> GOAL
Write out the listing exactly as it is given.
+ + + +
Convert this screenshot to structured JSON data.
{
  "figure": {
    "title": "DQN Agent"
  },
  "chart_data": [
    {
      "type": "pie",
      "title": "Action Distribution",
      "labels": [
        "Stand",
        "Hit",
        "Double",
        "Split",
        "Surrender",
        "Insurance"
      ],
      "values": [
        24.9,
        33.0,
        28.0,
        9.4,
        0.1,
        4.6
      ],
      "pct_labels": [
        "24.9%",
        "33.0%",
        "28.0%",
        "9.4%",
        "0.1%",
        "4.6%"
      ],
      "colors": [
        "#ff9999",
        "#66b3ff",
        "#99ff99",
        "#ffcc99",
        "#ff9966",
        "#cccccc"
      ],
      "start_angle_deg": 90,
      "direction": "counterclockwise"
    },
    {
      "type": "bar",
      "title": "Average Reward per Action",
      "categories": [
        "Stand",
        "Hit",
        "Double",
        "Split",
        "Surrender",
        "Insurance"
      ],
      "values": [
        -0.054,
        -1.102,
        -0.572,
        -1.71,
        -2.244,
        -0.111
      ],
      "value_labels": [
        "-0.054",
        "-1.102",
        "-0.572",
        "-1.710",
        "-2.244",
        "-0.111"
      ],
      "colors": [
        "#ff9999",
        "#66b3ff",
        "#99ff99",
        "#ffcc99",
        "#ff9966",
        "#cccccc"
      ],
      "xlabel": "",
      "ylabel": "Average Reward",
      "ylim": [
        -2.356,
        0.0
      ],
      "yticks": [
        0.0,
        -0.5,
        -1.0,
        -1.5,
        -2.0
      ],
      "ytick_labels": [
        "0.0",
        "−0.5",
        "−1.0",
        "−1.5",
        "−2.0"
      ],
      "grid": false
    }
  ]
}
+ + + +
> WRITTEN SOLUTION
Convert this screenshot to structured JSON data.
{
  "figure": {
    "title": "DQN Agent"
  },
  "chart_data": [
    {
      "type": "pie",
      "title": "Action Distribution",
      "labels": [
        "Stand",
        "Hit",
        "Double",
        "Split",
        "Surrender",
        "Insurance"
      ],
      "values": [
        24.9,
        33.0,
        28.0,
        9.4,
        0.1,
        4.6
      ],
      "pct_labels": [
        "24.9%",
        "33.0%",
        "28.0%",
        "9.4%",
        "0.1%",
        "4.6%"
      ],
      "colors": [
        "#ff9999",
        "#66b3ff",
        "#99ff99",
        "#ffcc99",
        "#ff9966",
        "#cccccc"
      ],
      "start_angle_deg": 90,
      "direction": "counterclockwise"
    },
    {
      "type": "bar",
      "title": "Average Reward per Action",
      "categories": [
        "Stand",
        "Hit",
        "Double",
        "Split",
        "Surrender",
        "Insurance"
      ],
      "values": [
        -0.054,
        -1.102,
        -0.572,
        -1.71,
        -2.244,
        -0.111
      ],
      "value_labels": [
        "-0.054",
        "-1.102",
        "-0.572",
        "-1.710",
        "-2.244",
        "-0.111"
      ],
      "colors": [
        "#ff9999",
        "#66b3ff",
        "#99ff99",
        "#ffcc99",
        "#ff9966",
        "#cccccc"
      ],
      "xlabel": "",
      "ylabel": "Average Reward",
      "ylim": [
        -2.356,
        0.0
      ],
      "yticks": [
        0.0,
        -0.5,
        -1.0,
        -1.5,
        -2.0
      ],
      "ytick_labels": [
        "0.0",
        "−0.5",
        "−1.0",
        "−1.5",
        "−2.0"
      ],
      "grid": false
    }
  ]
}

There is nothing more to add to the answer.